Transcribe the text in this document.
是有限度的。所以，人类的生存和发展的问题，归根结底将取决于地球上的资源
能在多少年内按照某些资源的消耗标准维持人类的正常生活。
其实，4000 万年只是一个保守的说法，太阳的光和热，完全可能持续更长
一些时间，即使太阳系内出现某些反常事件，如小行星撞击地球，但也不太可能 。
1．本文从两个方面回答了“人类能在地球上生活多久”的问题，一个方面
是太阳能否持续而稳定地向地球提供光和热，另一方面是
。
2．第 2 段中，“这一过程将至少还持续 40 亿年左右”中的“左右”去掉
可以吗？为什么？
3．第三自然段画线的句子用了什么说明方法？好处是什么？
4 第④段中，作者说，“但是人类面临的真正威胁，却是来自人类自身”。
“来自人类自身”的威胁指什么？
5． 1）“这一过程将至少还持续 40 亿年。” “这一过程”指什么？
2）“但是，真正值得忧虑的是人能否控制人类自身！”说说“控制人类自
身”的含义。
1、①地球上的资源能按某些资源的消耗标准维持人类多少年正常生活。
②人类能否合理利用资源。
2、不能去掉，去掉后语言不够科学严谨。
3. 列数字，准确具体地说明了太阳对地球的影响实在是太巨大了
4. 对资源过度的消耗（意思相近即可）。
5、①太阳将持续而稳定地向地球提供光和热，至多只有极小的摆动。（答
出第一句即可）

OBJECTIVE:
Copy out each line of the entries that holds "这一过程将至少还持续".

THE OUTPUT:
2．第 2 段中，“这一过程将至少还持续 40 亿年左右”中的“左右”去掉
5． 1）“这一过程将至少还持续 40 亿年。” “这一过程”指什么？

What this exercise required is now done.